**OBJECTIVE:** Collect each line containing "Futures".
▬▬▬▬▬▬
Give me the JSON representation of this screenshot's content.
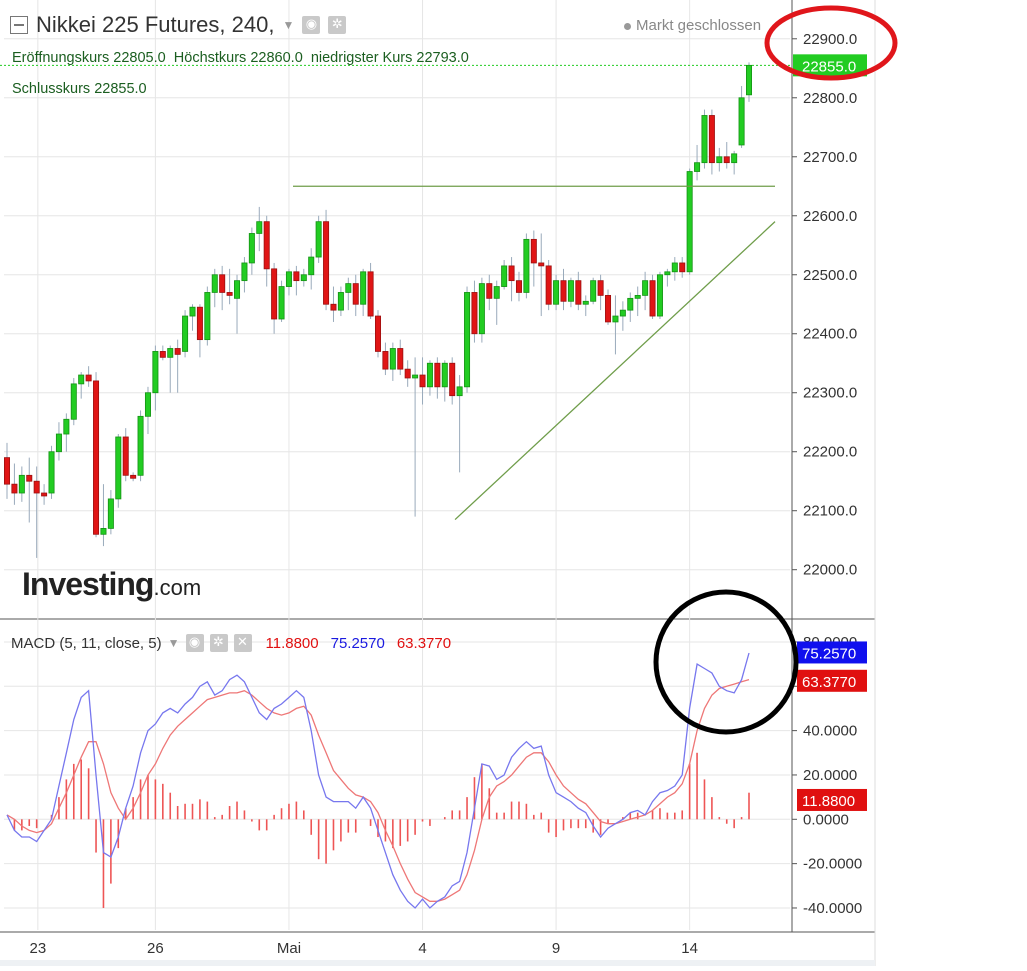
{
  "header": {
    "title": "Nikkei 225 Futures, 240,",
    "status": "Markt geschlossen",
    "ohlc": {
      "open_label": "Eröffnungskurs",
      "open": "22805.0",
      "high_label": "Höchstkurs",
      "high": "22860.0",
      "low_label": "niedrigster Kurs",
      "low": "22793.0",
      "close_label": "Schlusskurs",
      "close": "22855.0"
    }
  },
  "logo": {
    "main": "Investing",
    "suffix": ".com"
  },
  "macd_legend": {
    "label": "MACD (5, 11, close, 5)",
    "value1": "11.8800",
    "value2": "75.2570",
    "value3": "63.3770"
  },
  "colors": {
    "up": "#22cc22",
    "down": "#e01515",
    "macd_line": "#7777ee",
    "signal_line": "#ee7777",
    "histogram": "#ee5555",
    "grid": "#e6e6e6",
    "annotation_red": "#e0161b",
    "annotation_black": "#000000",
    "trendline": "#6f9d4a",
    "price_badge": "#22cc22",
    "macd_badge": "#1010ee",
    "signal_badge": "#e01010"
  },
  "chart_data": [
    {
      "type": "candlestick",
      "title": "Nikkei 225 Futures, 240,",
      "ylim": [
        21910,
        22990
      ],
      "y_ticks": [
        "22000.0",
        "22100.0",
        "22200.0",
        "22300.0",
        "22400.0",
        "22500.0",
        "22600.0",
        "22700.0",
        "22800.0",
        "22900.0"
      ],
      "x_ticks": [
        "23",
        "26",
        "Mai",
        "4",
        "9",
        "14"
      ],
      "x_tick_index": [
        2,
        20,
        38,
        56,
        74,
        92
      ],
      "last_price": "22855.0",
      "grid": true,
      "ohlc": [
        [
          22190,
          22215,
          22120,
          22145
        ],
        [
          22145,
          22180,
          22110,
          22130
        ],
        [
          22130,
          22175,
          22115,
          22160
        ],
        [
          22160,
          22190,
          22080,
          22150
        ],
        [
          22150,
          22175,
          22020,
          22130
        ],
        [
          22130,
          22145,
          22110,
          22125
        ],
        [
          22130,
          22210,
          22120,
          22200
        ],
        [
          22200,
          22250,
          22185,
          22230
        ],
        [
          22230,
          22265,
          22200,
          22255
        ],
        [
          22255,
          22325,
          22245,
          22315
        ],
        [
          22315,
          22335,
          22290,
          22330
        ],
        [
          22330,
          22345,
          22310,
          22320
        ],
        [
          22320,
          22335,
          22055,
          22060
        ],
        [
          22060,
          22145,
          22040,
          22070
        ],
        [
          22070,
          22135,
          22060,
          22120
        ],
        [
          22120,
          22230,
          22105,
          22225
        ],
        [
          22225,
          22240,
          22150,
          22160
        ],
        [
          22160,
          22165,
          22150,
          22155
        ],
        [
          22160,
          22270,
          22150,
          22260
        ],
        [
          22260,
          22310,
          22230,
          22300
        ],
        [
          22300,
          22380,
          22270,
          22370
        ],
        [
          22370,
          22380,
          22355,
          22360
        ],
        [
          22360,
          22380,
          22300,
          22375
        ],
        [
          22375,
          22390,
          22300,
          22365
        ],
        [
          22370,
          22440,
          22360,
          22430
        ],
        [
          22430,
          22450,
          22405,
          22445
        ],
        [
          22445,
          22450,
          22360,
          22390
        ],
        [
          22390,
          22480,
          22380,
          22470
        ],
        [
          22470,
          22510,
          22445,
          22500
        ],
        [
          22500,
          22515,
          22440,
          22470
        ],
        [
          22470,
          22510,
          22450,
          22465
        ],
        [
          22460,
          22500,
          22400,
          22490
        ],
        [
          22490,
          22530,
          22470,
          22520
        ],
        [
          22520,
          22580,
          22500,
          22570
        ],
        [
          22570,
          22615,
          22540,
          22590
        ],
        [
          22590,
          22600,
          22480,
          22510
        ],
        [
          22510,
          22520,
          22400,
          22425
        ],
        [
          22425,
          22490,
          22420,
          22480
        ],
        [
          22480,
          22510,
          22465,
          22505
        ],
        [
          22505,
          22515,
          22465,
          22490
        ],
        [
          22490,
          22510,
          22480,
          22500
        ],
        [
          22500,
          22545,
          22475,
          22530
        ],
        [
          22530,
          22600,
          22520,
          22590
        ],
        [
          22590,
          22610,
          22440,
          22450
        ],
        [
          22450,
          22480,
          22420,
          22440
        ],
        [
          22440,
          22480,
          22430,
          22470
        ],
        [
          22470,
          22495,
          22440,
          22485
        ],
        [
          22485,
          22500,
          22430,
          22450
        ],
        [
          22450,
          22510,
          22430,
          22505
        ],
        [
          22505,
          22520,
          22425,
          22430
        ],
        [
          22430,
          22440,
          22360,
          22370
        ],
        [
          22370,
          22385,
          22330,
          22340
        ],
        [
          22340,
          22385,
          22320,
          22375
        ],
        [
          22375,
          22390,
          22330,
          22340
        ],
        [
          22340,
          22355,
          22310,
          22325
        ],
        [
          22325,
          22360,
          22090,
          22330
        ],
        [
          22330,
          22360,
          22280,
          22310
        ],
        [
          22310,
          22355,
          22295,
          22350
        ],
        [
          22350,
          22360,
          22290,
          22310
        ],
        [
          22310,
          22355,
          22285,
          22350
        ],
        [
          22350,
          22360,
          22280,
          22295
        ],
        [
          22295,
          22330,
          22165,
          22310
        ],
        [
          22310,
          22480,
          22300,
          22470
        ],
        [
          22470,
          22490,
          22385,
          22400
        ],
        [
          22400,
          22495,
          22385,
          22485
        ],
        [
          22485,
          22500,
          22440,
          22460
        ],
        [
          22460,
          22490,
          22415,
          22480
        ],
        [
          22480,
          22525,
          22475,
          22515
        ],
        [
          22515,
          22530,
          22455,
          22490
        ],
        [
          22490,
          22505,
          22455,
          22470
        ],
        [
          22470,
          22570,
          22460,
          22560
        ],
        [
          22560,
          22575,
          22480,
          22520
        ],
        [
          22520,
          22570,
          22430,
          22515
        ],
        [
          22515,
          22525,
          22440,
          22450
        ],
        [
          22450,
          22500,
          22440,
          22490
        ],
        [
          22490,
          22510,
          22440,
          22455
        ],
        [
          22455,
          22495,
          22445,
          22490
        ],
        [
          22490,
          22505,
          22440,
          22450
        ],
        [
          22450,
          22465,
          22430,
          22455
        ],
        [
          22455,
          22495,
          22450,
          22490
        ],
        [
          22490,
          22500,
          22440,
          22465
        ],
        [
          22465,
          22475,
          22415,
          22420
        ],
        [
          22420,
          22465,
          22365,
          22430
        ],
        [
          22430,
          22455,
          22405,
          22440
        ],
        [
          22440,
          22470,
          22420,
          22460
        ],
        [
          22460,
          22480,
          22430,
          22465
        ],
        [
          22465,
          22505,
          22440,
          22490
        ],
        [
          22490,
          22500,
          22425,
          22430
        ],
        [
          22430,
          22505,
          22425,
          22500
        ],
        [
          22500,
          22510,
          22480,
          22505
        ],
        [
          22505,
          22530,
          22490,
          22520
        ],
        [
          22520,
          22530,
          22495,
          22505
        ],
        [
          22505,
          22680,
          22500,
          22675
        ],
        [
          22675,
          22720,
          22660,
          22690
        ],
        [
          22690,
          22780,
          22680,
          22770
        ],
        [
          22770,
          22780,
          22670,
          22690
        ],
        [
          22690,
          22715,
          22675,
          22700
        ],
        [
          22700,
          22725,
          22680,
          22690
        ],
        [
          22690,
          22710,
          22670,
          22705
        ],
        [
          22720,
          22820,
          22715,
          22800
        ],
        [
          22805,
          22860,
          22793,
          22855
        ]
      ],
      "annotations": {
        "horizontal_line_value": 22650,
        "support_line": [
          [
            24,
            22085
          ],
          [
            101,
            22590
          ]
        ]
      }
    },
    {
      "type": "line",
      "title": "MACD (5, 11, close, 5)",
      "ylim": [
        -45,
        92
      ],
      "y_ticks": [
        "-40.0000",
        "-20.0000",
        "0.0000",
        "20.0000",
        "40.0000",
        "60.0000",
        "80.0000"
      ],
      "badges": [
        "75.2570",
        "63.3770",
        "11.8800"
      ],
      "series": [
        {
          "name": "MACD",
          "values": [
            2,
            -5,
            -8,
            -8,
            -10,
            -5,
            0,
            15,
            30,
            45,
            55,
            58,
            20,
            -15,
            -17,
            -8,
            5,
            15,
            30,
            40,
            43,
            48,
            50,
            48,
            52,
            55,
            60,
            62,
            56,
            58,
            63,
            65,
            62,
            55,
            48,
            45,
            50,
            52,
            55,
            58,
            55,
            40,
            20,
            10,
            8,
            8,
            8,
            5,
            10,
            5,
            -5,
            -15,
            -25,
            -32,
            -37,
            -40,
            -36,
            -40,
            -37,
            -35,
            -30,
            -28,
            -15,
            5,
            25,
            24,
            18,
            20,
            28,
            32,
            35,
            32,
            33,
            20,
            12,
            10,
            8,
            5,
            3,
            -3,
            -8,
            -4,
            -2,
            0,
            3,
            4,
            2,
            8,
            12,
            13,
            15,
            20,
            50,
            70,
            68,
            66,
            60,
            58,
            57,
            63,
            75
          ]
        },
        {
          "name": "Signal",
          "values": [
            2,
            0,
            -3,
            -5,
            -6,
            -5,
            -2,
            5,
            12,
            20,
            28,
            35,
            35,
            25,
            12,
            5,
            0,
            5,
            12,
            20,
            25,
            32,
            38,
            42,
            45,
            48,
            51,
            54,
            55,
            56,
            57,
            57,
            58,
            56,
            53,
            50,
            48,
            47,
            48,
            50,
            51,
            47,
            38,
            30,
            22,
            18,
            14,
            11,
            10,
            8,
            3,
            -5,
            -12,
            -20,
            -27,
            -33,
            -35,
            -37,
            -37,
            -36,
            -34,
            -32,
            -25,
            -14,
            0,
            10,
            15,
            17,
            20,
            24,
            28,
            30,
            30,
            26,
            20,
            15,
            12,
            9,
            7,
            3,
            -1,
            -2,
            -2,
            -1,
            0,
            1,
            2,
            4,
            7,
            10,
            12,
            16,
            25,
            40,
            50,
            56,
            59,
            60,
            61,
            62,
            63
          ]
        },
        {
          "name": "Histogram",
          "values": [
            0,
            -5,
            -5,
            -3,
            -4,
            0,
            2,
            10,
            18,
            25,
            27,
            23,
            -15,
            -40,
            -29,
            -13,
            5,
            10,
            18,
            20,
            18,
            16,
            12,
            6,
            7,
            7,
            9,
            8,
            1,
            2,
            6,
            8,
            4,
            -1,
            -5,
            -5,
            2,
            5,
            7,
            8,
            4,
            -7,
            -18,
            -20,
            -14,
            -10,
            -6,
            -6,
            0,
            -3,
            -8,
            -10,
            -13,
            -12,
            -10,
            -7,
            -1,
            -3,
            0,
            1,
            4,
            4,
            10,
            19,
            25,
            14,
            3,
            3,
            8,
            8,
            7,
            2,
            3,
            -6,
            -8,
            -5,
            -4,
            -4,
            -4,
            -6,
            -7,
            -2,
            0,
            1,
            3,
            3,
            0,
            4,
            5,
            3,
            3,
            4,
            25,
            30,
            18,
            10,
            1,
            -2,
            -4,
            1,
            12
          ]
        }
      ]
    }
  ]
}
▬▬▬▬▬▬
**OUTPUT FOR THIS EXERCISE:**
    "title": "Nikkei 225 Futures, 240,",
      "title": "Nikkei 225 Futures, 240,",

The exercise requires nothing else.